# Task objective
Search the data for the word "Output" and copy every line that contains it.

# Source records
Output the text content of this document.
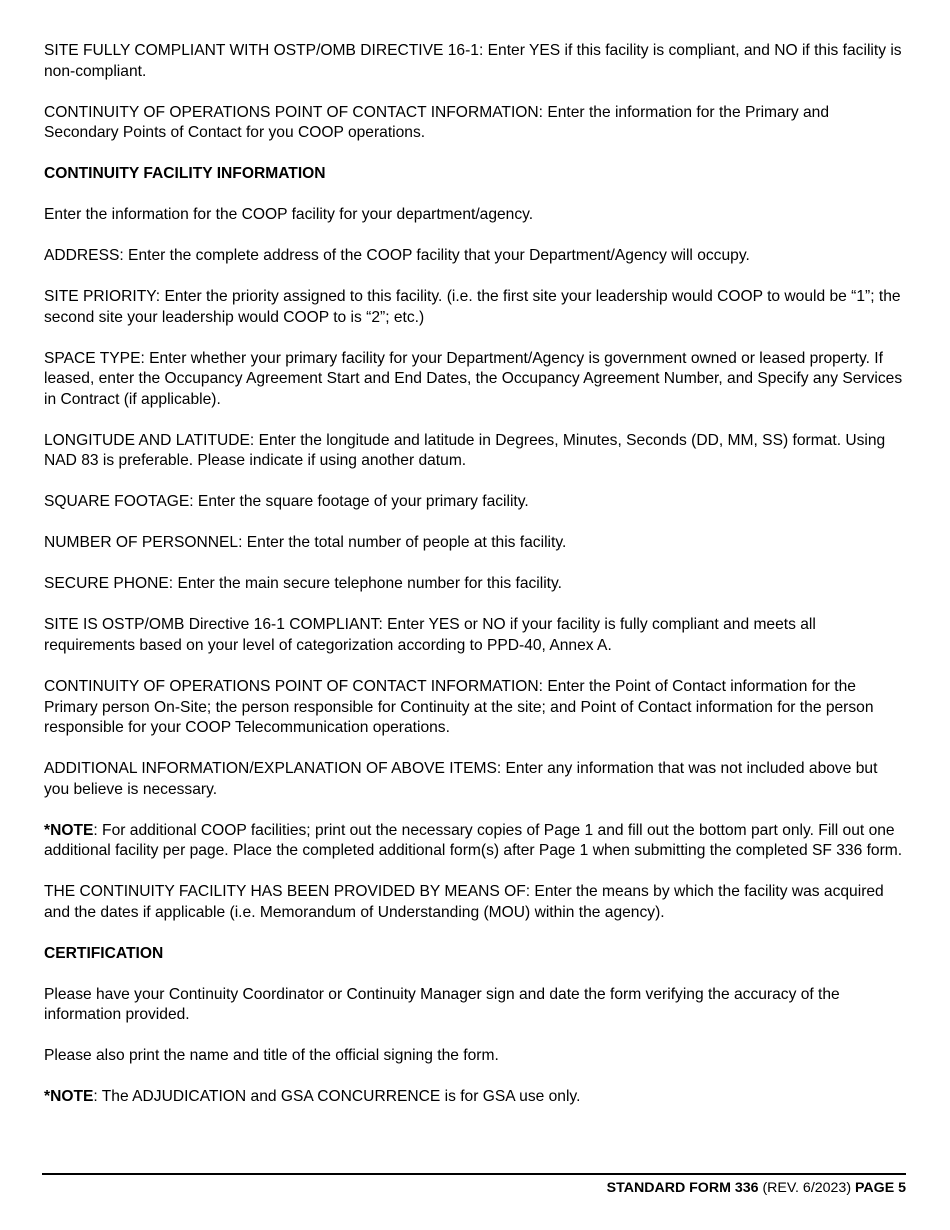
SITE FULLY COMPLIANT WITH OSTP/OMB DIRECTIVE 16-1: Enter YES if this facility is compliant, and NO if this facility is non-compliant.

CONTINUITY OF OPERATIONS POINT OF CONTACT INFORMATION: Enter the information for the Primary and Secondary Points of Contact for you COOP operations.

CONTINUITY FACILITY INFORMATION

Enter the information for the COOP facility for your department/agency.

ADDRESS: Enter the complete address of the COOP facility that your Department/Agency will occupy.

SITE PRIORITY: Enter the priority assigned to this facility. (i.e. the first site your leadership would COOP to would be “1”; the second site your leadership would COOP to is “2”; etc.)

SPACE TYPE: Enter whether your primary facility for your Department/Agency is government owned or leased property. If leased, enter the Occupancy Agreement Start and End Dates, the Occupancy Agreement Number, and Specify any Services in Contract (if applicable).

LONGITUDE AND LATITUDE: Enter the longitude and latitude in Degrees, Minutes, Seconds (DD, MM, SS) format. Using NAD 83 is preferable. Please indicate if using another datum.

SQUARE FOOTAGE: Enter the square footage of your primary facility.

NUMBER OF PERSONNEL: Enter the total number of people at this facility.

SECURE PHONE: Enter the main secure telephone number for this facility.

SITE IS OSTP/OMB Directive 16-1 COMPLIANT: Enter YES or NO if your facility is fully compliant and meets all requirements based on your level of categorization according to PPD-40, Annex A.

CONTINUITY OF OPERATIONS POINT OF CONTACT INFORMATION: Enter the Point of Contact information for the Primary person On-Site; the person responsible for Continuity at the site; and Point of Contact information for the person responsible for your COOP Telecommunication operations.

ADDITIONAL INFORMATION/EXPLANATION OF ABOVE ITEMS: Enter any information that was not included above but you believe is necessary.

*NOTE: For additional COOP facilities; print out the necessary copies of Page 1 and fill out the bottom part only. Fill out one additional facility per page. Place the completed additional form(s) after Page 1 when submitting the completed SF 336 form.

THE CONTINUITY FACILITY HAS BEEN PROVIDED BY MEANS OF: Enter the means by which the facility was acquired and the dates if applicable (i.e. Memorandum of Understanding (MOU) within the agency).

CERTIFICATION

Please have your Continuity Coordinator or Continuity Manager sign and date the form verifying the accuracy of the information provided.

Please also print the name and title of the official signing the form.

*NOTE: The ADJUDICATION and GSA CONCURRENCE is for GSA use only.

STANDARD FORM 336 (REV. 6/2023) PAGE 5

...

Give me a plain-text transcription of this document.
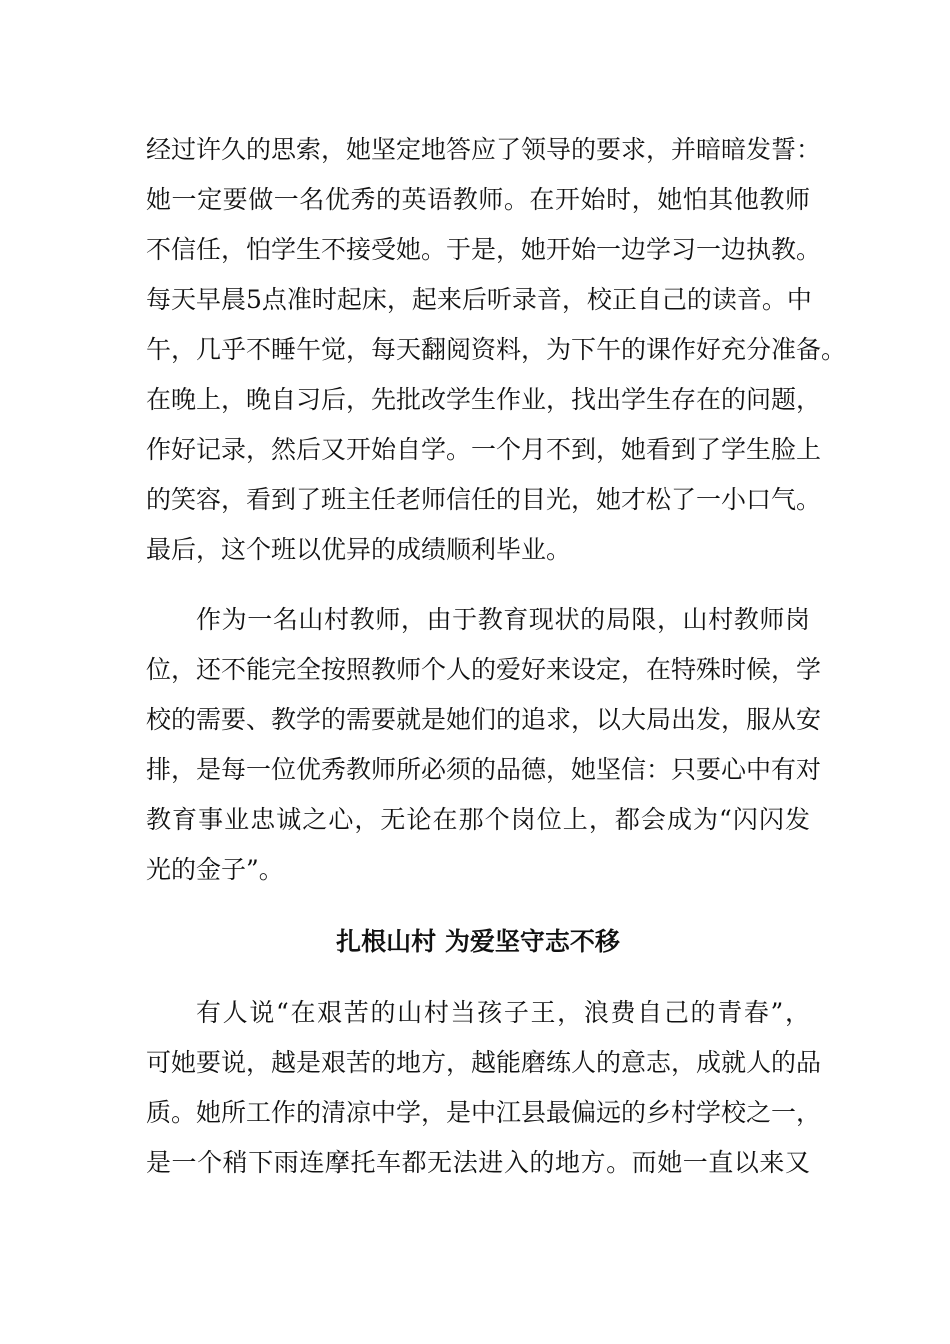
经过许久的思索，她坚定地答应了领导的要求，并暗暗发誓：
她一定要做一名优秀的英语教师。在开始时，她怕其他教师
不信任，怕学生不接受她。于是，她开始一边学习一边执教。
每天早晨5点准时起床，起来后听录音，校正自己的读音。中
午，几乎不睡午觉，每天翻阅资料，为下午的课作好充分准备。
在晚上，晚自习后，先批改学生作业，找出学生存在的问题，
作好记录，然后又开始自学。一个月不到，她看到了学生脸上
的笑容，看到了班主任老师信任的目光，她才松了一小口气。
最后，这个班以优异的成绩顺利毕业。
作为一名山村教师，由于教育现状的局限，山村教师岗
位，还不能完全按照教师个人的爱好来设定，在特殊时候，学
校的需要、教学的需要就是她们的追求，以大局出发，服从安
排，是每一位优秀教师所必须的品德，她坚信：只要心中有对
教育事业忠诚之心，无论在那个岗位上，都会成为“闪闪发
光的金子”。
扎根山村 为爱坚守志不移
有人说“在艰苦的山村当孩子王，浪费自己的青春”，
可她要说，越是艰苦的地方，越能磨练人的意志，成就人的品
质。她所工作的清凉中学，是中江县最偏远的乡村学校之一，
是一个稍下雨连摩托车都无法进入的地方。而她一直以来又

--

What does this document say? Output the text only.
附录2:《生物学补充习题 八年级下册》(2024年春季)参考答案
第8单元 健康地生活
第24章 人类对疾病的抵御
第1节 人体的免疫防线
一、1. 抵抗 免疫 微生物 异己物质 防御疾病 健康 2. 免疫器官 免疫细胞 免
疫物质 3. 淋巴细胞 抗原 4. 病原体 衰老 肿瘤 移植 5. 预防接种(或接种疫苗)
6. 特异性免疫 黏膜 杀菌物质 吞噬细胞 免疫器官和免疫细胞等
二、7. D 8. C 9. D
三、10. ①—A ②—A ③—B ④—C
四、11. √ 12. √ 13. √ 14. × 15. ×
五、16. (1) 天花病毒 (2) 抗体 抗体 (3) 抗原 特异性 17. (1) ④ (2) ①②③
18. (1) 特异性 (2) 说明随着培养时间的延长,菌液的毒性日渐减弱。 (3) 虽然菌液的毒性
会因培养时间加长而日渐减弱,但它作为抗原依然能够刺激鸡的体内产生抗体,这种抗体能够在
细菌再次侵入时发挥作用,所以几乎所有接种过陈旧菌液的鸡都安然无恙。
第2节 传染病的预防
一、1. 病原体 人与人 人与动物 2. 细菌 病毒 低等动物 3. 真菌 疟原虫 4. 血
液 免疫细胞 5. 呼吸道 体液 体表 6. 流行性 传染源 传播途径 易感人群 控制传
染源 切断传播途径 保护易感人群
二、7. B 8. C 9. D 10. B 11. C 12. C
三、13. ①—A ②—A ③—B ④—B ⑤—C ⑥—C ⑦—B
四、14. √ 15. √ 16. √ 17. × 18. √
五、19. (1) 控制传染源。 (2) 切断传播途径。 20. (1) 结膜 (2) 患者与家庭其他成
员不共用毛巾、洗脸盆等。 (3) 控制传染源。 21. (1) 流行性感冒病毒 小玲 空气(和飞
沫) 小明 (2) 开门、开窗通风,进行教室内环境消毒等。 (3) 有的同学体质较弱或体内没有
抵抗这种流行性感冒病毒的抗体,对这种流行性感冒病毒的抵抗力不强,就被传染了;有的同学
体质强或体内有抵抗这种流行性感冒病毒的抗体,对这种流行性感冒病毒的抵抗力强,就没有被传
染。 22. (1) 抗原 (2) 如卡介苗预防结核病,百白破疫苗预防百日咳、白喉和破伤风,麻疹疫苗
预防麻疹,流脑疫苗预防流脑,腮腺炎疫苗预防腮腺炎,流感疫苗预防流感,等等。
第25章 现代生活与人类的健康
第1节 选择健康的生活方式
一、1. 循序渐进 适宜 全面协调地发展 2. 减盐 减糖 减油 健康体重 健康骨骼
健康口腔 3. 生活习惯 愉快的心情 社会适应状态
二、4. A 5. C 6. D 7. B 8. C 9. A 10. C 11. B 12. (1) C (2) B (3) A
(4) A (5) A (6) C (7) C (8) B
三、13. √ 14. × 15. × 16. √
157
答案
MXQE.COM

# Exercise result
Output the text content of this document.
What does this document say? Output the text only.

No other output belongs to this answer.